_Data entries:_
>>
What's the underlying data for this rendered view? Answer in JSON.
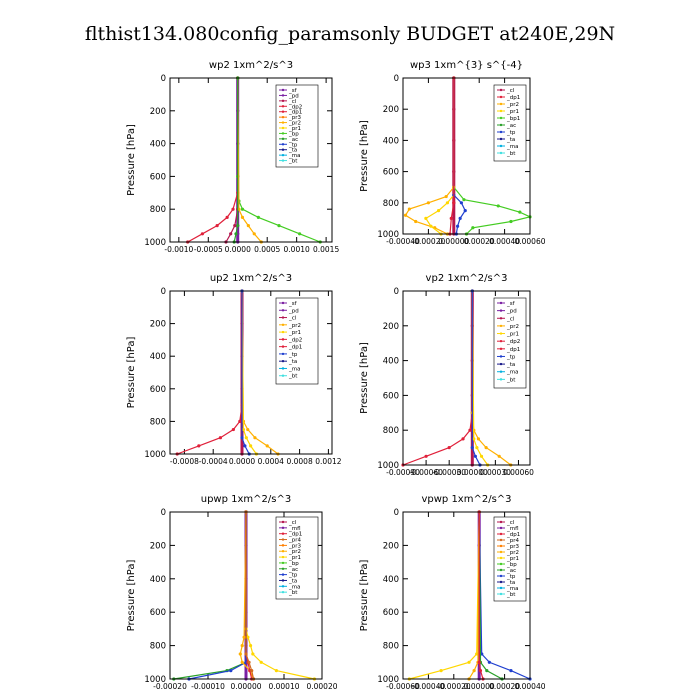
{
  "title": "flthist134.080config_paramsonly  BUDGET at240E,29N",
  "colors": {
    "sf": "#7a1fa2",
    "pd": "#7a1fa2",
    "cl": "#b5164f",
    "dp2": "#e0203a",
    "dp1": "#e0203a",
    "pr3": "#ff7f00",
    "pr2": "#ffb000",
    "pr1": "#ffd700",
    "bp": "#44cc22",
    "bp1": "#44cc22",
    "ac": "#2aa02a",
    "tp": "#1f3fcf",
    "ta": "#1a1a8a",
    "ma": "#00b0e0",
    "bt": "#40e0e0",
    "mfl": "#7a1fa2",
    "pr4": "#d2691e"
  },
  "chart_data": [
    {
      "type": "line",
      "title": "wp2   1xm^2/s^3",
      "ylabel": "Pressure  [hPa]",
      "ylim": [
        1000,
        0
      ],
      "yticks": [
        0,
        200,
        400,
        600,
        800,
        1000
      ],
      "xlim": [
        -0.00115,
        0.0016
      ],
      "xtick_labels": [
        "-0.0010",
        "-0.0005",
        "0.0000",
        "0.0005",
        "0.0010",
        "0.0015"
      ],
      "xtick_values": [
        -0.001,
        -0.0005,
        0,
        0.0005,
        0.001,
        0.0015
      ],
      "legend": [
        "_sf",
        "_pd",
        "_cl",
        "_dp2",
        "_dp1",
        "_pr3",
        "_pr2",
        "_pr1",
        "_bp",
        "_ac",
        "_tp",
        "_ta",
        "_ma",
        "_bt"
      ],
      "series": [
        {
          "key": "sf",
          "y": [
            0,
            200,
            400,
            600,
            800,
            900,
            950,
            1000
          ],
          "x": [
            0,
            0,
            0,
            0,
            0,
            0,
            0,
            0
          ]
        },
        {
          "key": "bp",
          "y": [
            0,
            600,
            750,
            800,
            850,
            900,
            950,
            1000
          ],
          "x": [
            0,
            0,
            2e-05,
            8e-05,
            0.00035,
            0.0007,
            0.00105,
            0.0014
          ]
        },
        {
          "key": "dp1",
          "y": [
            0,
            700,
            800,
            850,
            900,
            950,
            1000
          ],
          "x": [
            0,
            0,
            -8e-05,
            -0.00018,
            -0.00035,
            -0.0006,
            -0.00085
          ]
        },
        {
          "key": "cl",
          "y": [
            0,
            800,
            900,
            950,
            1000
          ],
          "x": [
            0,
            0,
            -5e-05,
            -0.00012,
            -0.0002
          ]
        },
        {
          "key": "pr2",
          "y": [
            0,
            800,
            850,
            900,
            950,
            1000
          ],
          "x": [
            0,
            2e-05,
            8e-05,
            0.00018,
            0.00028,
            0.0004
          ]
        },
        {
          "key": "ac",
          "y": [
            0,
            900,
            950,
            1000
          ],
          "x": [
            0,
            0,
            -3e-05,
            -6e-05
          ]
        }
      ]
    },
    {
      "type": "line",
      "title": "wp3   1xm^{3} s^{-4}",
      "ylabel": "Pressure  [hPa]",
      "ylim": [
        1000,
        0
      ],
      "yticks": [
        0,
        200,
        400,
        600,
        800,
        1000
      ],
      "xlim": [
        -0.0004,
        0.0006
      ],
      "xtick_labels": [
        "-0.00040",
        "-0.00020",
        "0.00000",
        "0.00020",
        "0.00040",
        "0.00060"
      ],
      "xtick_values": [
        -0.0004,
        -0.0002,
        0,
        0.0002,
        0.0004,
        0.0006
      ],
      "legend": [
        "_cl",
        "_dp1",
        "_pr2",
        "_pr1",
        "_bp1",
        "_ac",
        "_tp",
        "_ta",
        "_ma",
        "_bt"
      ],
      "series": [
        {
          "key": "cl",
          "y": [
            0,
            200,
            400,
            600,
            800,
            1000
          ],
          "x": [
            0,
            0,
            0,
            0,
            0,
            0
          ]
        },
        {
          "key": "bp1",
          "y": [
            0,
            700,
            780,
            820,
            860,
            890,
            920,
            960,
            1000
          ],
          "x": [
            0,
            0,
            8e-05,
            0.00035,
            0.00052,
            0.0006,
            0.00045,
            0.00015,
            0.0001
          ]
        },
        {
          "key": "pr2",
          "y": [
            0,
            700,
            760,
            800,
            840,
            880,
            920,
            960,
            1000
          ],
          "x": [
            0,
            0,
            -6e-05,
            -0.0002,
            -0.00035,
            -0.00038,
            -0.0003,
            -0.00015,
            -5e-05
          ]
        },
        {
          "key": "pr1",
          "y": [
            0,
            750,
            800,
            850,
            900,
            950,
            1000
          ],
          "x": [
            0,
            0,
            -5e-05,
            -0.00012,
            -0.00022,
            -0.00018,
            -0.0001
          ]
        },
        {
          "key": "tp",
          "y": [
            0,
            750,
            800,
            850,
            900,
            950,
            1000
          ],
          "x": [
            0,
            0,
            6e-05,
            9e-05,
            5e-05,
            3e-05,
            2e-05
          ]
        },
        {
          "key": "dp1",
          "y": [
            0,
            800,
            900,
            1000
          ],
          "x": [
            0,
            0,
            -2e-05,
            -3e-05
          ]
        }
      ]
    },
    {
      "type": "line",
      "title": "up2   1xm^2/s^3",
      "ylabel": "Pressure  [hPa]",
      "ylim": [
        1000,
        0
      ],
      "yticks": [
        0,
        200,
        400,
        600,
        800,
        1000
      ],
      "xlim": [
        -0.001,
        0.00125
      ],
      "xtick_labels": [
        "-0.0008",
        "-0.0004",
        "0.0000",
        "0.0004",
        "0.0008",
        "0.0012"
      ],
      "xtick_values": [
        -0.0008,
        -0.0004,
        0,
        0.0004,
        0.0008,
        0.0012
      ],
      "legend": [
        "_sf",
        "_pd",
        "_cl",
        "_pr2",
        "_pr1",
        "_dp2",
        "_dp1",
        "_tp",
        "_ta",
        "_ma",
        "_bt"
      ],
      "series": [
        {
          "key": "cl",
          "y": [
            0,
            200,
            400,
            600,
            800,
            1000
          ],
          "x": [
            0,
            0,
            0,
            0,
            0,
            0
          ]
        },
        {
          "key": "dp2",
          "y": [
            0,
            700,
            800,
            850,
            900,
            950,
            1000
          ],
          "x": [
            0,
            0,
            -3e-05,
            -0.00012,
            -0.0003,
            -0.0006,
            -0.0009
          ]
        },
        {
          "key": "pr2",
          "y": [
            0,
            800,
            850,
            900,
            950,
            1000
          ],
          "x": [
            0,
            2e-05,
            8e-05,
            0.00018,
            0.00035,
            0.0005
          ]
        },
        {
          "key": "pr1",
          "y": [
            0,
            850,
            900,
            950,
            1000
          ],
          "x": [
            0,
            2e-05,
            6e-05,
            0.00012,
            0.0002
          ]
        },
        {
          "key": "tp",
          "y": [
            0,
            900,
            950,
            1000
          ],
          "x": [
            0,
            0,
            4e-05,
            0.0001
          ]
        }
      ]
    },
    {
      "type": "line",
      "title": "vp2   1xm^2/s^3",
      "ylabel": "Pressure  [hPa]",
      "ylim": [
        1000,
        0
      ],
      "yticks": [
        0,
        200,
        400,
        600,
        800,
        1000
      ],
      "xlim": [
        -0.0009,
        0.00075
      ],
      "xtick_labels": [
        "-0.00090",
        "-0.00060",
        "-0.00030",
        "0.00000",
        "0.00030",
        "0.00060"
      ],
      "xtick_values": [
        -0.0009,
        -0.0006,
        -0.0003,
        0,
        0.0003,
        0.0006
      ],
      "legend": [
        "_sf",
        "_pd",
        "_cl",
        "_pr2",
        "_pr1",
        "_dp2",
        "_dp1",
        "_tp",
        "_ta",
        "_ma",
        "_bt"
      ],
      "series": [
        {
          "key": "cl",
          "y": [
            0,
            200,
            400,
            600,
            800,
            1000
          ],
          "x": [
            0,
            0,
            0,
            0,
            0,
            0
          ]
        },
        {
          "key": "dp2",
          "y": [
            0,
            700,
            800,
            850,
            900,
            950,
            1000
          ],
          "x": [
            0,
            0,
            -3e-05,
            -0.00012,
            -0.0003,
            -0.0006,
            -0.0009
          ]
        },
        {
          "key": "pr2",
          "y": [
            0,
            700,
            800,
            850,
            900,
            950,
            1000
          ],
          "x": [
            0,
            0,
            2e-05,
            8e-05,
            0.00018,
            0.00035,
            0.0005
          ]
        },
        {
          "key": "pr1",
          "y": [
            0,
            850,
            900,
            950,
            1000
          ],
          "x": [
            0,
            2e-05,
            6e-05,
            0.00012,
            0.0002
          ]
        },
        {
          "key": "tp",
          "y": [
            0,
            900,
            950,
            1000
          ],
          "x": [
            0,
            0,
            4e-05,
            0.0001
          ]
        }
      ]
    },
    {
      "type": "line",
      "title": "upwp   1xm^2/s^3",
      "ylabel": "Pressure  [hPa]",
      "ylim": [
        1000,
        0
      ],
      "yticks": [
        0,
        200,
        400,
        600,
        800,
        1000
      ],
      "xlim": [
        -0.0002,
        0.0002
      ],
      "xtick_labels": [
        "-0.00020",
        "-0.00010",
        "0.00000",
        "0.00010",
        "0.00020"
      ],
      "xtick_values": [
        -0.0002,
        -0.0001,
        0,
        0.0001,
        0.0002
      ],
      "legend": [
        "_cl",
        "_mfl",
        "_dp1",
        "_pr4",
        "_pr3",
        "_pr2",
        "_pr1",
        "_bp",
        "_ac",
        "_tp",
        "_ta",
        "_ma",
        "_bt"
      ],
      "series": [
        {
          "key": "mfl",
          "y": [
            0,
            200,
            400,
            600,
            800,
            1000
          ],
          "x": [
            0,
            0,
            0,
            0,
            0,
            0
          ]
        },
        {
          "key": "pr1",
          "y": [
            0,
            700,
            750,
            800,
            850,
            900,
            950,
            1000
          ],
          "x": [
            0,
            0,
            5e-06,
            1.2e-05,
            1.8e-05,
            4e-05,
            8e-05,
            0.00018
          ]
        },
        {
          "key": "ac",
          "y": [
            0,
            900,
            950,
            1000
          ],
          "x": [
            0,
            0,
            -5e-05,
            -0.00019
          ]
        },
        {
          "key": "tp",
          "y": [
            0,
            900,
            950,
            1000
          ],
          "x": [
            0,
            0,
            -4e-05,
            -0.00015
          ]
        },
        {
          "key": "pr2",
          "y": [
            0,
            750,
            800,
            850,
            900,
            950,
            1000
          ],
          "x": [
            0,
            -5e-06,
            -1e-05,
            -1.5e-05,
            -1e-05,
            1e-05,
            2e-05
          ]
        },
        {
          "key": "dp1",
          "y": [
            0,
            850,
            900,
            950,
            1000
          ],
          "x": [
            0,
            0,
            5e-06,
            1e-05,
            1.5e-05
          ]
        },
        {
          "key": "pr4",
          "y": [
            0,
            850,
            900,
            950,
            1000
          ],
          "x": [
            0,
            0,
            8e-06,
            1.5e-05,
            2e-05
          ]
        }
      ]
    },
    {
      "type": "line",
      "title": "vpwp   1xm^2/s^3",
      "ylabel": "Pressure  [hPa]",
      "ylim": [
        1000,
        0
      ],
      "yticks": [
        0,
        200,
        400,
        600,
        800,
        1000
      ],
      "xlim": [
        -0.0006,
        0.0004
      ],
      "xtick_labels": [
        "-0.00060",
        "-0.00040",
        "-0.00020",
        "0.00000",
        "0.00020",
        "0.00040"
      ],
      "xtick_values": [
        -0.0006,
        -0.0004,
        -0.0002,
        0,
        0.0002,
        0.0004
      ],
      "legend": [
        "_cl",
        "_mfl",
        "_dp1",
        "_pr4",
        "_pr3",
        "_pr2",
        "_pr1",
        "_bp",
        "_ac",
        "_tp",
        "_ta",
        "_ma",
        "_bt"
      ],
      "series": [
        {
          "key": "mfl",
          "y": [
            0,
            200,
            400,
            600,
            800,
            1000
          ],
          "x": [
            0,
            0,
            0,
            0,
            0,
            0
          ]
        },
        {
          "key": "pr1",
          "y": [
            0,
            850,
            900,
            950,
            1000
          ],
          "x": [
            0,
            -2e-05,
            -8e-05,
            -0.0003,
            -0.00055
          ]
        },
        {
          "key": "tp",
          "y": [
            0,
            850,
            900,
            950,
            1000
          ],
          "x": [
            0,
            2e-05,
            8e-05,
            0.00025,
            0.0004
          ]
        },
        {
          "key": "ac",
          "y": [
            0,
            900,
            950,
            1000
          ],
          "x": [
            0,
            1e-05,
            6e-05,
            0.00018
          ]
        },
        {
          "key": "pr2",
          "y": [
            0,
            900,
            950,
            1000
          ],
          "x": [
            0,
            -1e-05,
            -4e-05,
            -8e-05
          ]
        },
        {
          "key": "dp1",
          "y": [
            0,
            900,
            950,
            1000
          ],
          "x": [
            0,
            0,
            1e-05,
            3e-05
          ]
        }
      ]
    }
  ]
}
<<
Using the records above, copy each line that contains "title".

_Correct result:_
  "title": "flthist134.080config_paramsonly  BUDGET at240E,29N",
      "title": "wp2   1xm^2/s^3",
      "title": "wp3   1xm^{3} s^{-4}",
      "title": "up2   1xm^2/s^3",
      "title": "vp2   1xm^2/s^3",
      "title": "upwp   1xm^2/s^3",
      "title": "vpwp   1xm^2/s^3",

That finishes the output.